Stored entries:
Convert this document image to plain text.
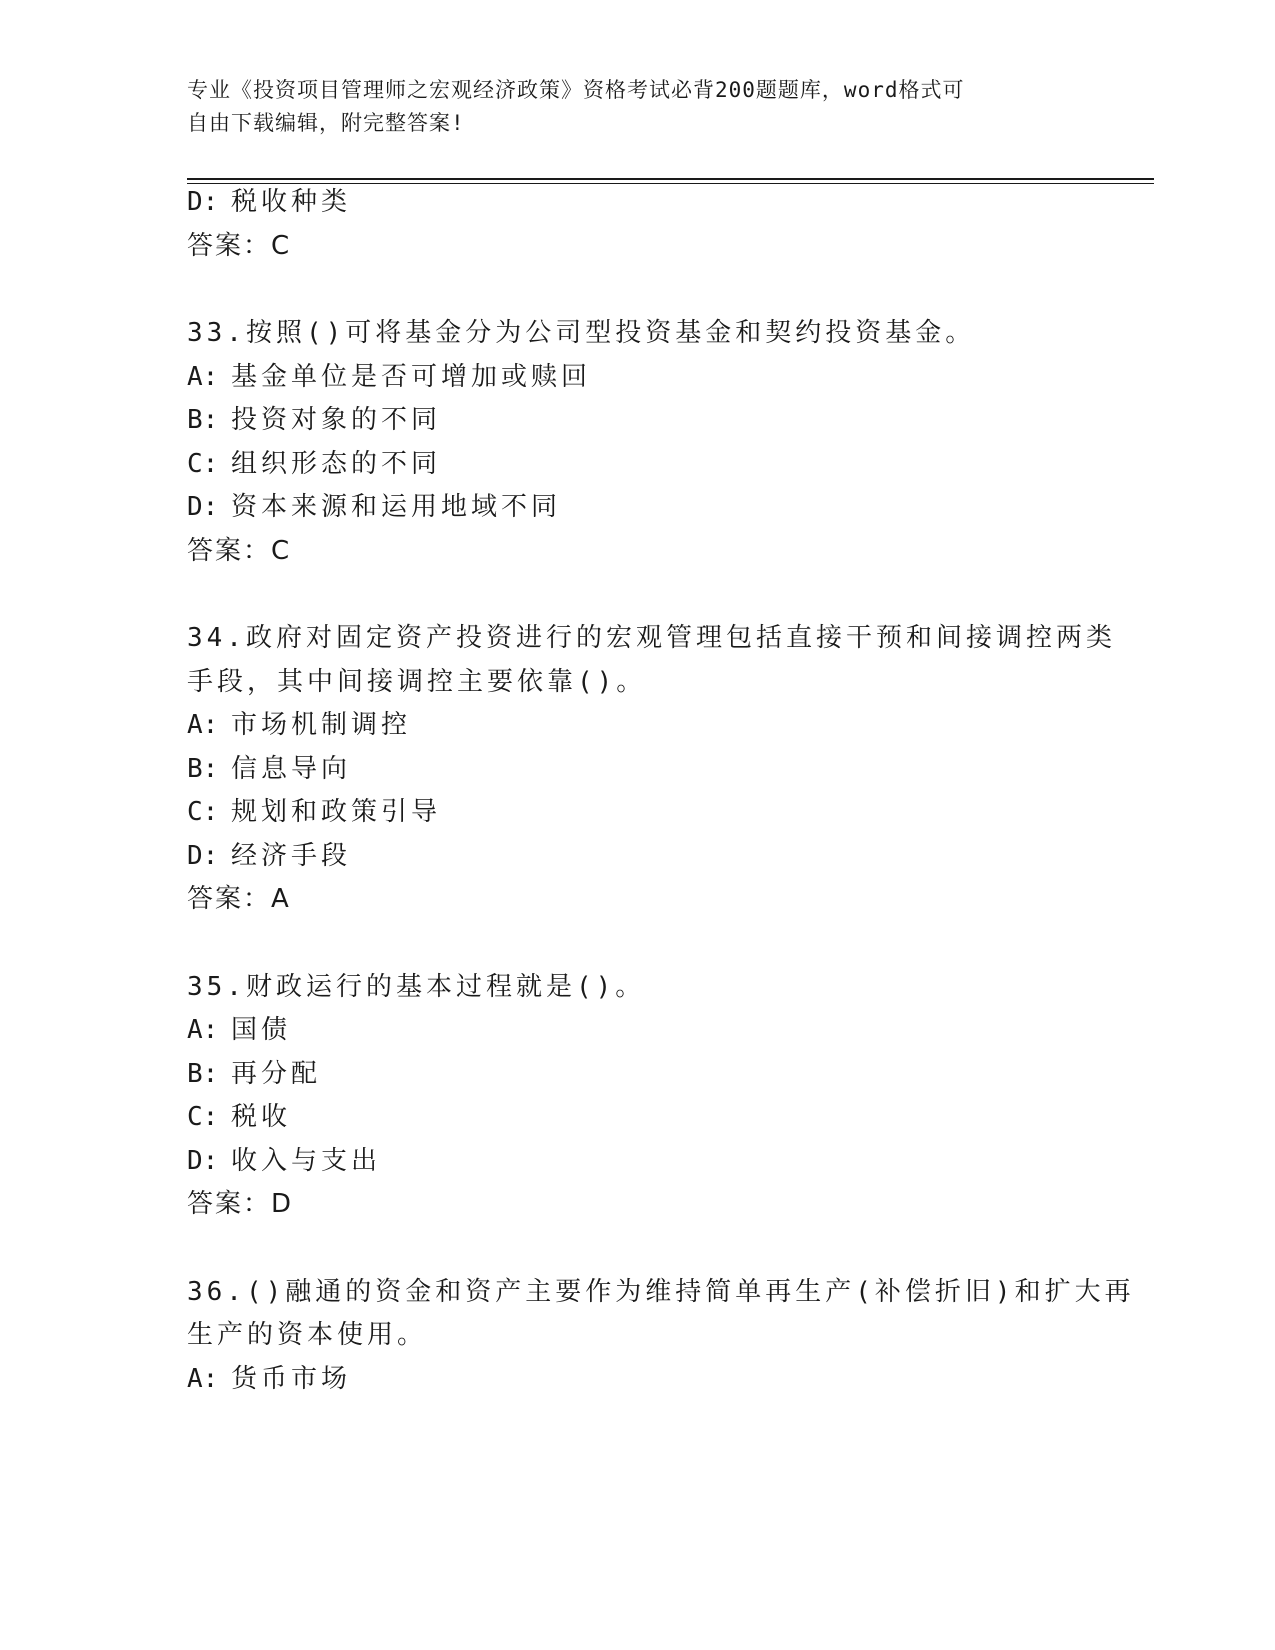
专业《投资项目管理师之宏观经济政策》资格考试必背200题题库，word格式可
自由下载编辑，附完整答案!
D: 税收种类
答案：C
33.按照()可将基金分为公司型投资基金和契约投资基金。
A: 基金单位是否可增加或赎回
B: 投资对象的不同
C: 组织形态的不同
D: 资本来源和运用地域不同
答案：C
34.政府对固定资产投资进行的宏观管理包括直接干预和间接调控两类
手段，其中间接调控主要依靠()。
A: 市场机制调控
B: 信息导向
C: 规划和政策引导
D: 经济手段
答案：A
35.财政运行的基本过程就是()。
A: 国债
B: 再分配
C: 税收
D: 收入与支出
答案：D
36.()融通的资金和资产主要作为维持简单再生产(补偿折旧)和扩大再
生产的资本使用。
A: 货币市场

Your objective> Without the pictures, retype the whole of the material above exactly.

Exercise answer>
Convert this document image to plain text.
专业《投资项目管理师之宏观经济政策》资格考试必背200题题库，word格式可
自由下载编辑，附完整答案!
D: 税收种类
答案：C
33.按照()可将基金分为公司型投资基金和契约投资基金。
A: 基金单位是否可增加或赎回
B: 投资对象的不同
C: 组织形态的不同
D: 资本来源和运用地域不同
答案：C
34.政府对固定资产投资进行的宏观管理包括直接干预和间接调控两类
手段，其中间接调控主要依靠()。
A: 市场机制调控
B: 信息导向
C: 规划和政策引导
D: 经济手段
答案：A
35.财政运行的基本过程就是()。
A: 国债
B: 再分配
C: 税收
D: 收入与支出
答案：D
36.()融通的资金和资产主要作为维持简单再生产(补偿折旧)和扩大再
生产的资本使用。
A: 货币市场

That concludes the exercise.